→ **Stated goal**
Search the listing for the string "skip" and copy every line that contains it.

── Given entries

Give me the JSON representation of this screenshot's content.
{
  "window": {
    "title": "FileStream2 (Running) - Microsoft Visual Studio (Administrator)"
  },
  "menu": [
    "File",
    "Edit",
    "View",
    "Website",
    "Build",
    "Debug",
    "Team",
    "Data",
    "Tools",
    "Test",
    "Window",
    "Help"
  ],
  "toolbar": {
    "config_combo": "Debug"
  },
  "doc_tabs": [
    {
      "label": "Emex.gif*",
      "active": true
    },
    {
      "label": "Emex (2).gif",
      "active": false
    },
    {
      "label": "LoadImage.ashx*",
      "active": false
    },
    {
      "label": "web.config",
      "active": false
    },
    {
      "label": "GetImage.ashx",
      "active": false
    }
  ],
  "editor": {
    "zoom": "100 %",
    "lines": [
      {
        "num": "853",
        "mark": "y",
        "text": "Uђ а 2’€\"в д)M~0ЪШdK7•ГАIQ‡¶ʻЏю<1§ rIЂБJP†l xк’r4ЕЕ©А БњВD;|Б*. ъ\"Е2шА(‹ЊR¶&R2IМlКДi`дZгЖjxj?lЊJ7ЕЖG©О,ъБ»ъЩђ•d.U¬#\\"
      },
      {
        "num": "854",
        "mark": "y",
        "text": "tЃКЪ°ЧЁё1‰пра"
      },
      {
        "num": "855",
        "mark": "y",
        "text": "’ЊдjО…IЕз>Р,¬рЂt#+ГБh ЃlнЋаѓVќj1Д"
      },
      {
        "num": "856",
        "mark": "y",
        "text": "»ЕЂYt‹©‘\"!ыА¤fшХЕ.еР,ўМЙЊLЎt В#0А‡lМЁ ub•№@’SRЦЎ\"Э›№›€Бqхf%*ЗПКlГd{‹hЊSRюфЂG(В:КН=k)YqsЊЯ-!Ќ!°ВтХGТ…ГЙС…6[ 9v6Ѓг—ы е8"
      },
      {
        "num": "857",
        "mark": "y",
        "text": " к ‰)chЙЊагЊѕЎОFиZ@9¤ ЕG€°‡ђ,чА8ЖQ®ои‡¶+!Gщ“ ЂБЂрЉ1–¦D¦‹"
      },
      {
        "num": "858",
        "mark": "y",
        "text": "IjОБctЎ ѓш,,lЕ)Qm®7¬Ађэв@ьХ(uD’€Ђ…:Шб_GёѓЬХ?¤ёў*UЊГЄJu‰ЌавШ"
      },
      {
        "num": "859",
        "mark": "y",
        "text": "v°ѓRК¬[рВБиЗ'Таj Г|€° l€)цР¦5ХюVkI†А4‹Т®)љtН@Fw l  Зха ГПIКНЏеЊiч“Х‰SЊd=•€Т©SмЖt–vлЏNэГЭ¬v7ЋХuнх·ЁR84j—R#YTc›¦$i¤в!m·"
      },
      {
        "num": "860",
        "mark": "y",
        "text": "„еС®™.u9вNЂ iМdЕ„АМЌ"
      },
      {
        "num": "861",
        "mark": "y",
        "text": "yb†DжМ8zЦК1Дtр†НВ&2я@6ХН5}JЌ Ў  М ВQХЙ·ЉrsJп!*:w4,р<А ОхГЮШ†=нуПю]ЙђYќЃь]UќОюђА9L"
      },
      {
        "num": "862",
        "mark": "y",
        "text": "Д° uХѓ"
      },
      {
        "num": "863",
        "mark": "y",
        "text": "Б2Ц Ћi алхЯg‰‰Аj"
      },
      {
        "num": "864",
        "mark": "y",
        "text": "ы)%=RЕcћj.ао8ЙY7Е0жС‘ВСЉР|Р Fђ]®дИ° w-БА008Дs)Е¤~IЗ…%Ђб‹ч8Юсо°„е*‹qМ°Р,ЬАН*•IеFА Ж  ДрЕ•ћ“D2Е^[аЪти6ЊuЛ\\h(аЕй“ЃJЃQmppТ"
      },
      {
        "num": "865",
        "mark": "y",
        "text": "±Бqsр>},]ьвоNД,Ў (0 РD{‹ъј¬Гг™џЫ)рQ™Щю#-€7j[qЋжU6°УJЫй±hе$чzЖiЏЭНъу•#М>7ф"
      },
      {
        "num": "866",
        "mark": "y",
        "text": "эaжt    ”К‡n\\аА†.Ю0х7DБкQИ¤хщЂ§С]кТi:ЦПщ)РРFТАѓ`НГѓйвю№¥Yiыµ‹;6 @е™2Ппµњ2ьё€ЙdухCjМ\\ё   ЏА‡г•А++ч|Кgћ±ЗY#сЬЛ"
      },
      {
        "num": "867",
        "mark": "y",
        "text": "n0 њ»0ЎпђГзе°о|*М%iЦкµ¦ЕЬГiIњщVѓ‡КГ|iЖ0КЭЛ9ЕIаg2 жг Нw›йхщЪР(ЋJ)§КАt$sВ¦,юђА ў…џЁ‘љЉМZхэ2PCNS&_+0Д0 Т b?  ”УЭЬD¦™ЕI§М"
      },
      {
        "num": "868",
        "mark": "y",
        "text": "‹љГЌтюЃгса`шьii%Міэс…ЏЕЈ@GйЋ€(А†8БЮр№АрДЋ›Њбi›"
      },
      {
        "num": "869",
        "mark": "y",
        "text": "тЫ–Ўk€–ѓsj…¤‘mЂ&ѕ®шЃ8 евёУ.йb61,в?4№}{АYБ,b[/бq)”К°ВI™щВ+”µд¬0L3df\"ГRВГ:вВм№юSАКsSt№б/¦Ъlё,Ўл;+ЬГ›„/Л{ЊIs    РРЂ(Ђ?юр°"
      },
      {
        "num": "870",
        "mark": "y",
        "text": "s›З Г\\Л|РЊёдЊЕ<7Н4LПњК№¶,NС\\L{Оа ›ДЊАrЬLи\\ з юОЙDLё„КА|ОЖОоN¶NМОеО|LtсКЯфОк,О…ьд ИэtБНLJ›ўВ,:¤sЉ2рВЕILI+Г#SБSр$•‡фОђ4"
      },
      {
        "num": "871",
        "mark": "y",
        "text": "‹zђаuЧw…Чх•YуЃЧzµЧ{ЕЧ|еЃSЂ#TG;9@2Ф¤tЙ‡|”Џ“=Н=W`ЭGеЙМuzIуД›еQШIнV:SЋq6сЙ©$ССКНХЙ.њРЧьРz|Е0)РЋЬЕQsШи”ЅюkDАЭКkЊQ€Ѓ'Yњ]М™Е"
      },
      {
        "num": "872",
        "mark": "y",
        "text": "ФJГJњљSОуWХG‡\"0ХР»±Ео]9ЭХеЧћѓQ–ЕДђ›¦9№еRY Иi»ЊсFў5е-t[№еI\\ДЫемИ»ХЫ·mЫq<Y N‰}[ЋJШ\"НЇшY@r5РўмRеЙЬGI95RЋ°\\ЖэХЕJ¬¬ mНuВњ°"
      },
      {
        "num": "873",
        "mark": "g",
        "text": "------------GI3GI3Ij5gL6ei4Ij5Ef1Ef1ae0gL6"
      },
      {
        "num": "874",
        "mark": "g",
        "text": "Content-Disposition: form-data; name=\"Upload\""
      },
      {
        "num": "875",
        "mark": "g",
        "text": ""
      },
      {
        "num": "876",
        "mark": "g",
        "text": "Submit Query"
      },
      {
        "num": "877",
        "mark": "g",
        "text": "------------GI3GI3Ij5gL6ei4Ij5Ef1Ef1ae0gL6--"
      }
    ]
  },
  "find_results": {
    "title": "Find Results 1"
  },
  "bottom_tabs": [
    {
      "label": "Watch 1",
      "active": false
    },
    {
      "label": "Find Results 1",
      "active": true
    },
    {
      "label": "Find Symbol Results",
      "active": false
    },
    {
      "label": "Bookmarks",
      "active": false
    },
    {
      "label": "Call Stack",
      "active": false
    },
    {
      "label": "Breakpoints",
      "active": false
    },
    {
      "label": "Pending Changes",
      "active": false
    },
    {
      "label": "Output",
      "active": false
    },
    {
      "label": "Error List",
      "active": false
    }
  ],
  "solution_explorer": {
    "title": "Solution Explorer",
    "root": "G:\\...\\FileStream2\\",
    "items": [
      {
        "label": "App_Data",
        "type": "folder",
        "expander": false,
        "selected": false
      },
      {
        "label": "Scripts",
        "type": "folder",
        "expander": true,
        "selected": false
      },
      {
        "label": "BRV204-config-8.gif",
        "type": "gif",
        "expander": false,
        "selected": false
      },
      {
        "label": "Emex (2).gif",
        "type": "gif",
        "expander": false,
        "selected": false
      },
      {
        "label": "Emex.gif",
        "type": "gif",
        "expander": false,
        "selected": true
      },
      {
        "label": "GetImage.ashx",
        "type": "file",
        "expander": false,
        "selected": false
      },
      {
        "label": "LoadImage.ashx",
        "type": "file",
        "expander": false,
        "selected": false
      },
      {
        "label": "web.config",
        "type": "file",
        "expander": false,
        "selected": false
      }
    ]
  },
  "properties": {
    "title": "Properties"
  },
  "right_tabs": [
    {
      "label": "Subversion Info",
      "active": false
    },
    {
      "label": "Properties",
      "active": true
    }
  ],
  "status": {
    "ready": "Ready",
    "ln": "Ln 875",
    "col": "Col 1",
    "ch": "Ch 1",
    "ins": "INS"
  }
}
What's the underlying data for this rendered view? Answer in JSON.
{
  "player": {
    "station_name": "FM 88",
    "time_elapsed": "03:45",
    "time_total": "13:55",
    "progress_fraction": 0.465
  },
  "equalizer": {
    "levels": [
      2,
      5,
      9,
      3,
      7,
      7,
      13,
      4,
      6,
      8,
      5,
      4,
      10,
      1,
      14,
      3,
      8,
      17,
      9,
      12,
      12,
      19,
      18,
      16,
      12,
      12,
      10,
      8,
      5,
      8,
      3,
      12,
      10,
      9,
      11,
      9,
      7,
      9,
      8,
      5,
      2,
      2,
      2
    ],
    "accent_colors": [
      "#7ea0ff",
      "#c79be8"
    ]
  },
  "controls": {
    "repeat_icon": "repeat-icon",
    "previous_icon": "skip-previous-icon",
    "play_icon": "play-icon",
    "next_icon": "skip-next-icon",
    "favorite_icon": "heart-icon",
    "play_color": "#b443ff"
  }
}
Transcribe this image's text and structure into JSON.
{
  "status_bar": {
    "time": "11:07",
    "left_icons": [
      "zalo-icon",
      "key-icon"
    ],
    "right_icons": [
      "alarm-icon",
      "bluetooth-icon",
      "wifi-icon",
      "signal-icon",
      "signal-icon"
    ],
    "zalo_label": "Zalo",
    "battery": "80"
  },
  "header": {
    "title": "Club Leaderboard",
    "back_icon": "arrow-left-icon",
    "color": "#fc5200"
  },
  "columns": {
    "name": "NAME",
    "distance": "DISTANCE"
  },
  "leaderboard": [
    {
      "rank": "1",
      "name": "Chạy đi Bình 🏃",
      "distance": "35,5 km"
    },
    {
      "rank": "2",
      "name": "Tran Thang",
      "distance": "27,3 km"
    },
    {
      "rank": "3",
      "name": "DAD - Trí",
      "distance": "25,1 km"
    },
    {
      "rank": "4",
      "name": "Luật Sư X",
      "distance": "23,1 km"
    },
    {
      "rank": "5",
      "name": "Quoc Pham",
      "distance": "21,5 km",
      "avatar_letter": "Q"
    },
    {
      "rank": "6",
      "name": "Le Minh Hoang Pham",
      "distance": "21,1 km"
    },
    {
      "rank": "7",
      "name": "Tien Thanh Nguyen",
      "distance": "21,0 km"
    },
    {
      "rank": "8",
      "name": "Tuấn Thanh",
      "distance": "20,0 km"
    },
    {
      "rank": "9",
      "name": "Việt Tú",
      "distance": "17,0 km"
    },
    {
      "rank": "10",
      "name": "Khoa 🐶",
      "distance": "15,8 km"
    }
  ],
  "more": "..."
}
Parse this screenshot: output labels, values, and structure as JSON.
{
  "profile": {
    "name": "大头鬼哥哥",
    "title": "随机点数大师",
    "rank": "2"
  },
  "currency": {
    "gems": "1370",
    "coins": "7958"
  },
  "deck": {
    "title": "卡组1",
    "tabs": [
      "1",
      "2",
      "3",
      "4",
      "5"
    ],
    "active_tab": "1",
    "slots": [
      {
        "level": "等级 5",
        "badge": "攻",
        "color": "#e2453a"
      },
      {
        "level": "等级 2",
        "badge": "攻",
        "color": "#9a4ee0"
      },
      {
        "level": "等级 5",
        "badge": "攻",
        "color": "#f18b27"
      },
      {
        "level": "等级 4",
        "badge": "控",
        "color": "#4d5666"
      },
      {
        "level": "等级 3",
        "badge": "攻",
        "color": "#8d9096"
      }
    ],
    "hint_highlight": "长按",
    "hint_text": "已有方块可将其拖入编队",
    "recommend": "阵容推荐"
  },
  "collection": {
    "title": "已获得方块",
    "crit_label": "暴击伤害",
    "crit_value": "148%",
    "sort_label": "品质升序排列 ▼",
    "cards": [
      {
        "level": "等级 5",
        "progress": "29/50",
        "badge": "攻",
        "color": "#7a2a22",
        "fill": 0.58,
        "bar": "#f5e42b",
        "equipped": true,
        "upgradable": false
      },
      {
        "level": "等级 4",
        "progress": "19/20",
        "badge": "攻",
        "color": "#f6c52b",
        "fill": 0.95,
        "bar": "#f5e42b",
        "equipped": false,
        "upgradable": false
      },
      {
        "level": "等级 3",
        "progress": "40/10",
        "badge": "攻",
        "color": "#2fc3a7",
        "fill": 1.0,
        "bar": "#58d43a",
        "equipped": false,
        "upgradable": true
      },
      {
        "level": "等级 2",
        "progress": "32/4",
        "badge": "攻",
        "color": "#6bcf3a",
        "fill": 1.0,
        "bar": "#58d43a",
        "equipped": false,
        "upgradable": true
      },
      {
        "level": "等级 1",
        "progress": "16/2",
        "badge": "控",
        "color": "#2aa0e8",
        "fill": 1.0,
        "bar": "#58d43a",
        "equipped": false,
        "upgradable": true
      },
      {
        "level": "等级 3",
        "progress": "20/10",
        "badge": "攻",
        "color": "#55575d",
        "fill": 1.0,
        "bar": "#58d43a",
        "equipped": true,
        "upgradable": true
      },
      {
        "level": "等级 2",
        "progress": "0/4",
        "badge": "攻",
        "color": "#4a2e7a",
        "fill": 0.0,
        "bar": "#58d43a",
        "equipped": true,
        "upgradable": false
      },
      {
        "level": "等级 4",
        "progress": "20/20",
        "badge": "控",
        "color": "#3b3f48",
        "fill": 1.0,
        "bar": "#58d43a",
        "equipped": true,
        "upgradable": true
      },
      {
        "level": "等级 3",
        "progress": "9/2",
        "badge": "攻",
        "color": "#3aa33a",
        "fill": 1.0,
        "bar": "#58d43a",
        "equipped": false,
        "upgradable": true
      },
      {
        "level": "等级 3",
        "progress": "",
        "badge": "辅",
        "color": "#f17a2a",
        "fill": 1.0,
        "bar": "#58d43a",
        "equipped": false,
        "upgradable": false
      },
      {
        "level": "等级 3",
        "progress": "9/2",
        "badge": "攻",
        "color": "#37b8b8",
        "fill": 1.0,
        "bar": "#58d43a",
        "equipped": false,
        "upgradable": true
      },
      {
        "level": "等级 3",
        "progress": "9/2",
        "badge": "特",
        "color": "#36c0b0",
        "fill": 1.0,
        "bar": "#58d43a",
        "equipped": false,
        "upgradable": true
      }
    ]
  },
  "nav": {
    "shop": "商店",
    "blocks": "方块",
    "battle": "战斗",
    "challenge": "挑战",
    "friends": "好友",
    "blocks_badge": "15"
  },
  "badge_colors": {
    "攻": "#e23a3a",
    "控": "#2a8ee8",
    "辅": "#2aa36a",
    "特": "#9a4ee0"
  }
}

────

→ **Solution for this task**
    "previous_icon": "skip-previous-icon",
    "next_icon": "skip-next-icon",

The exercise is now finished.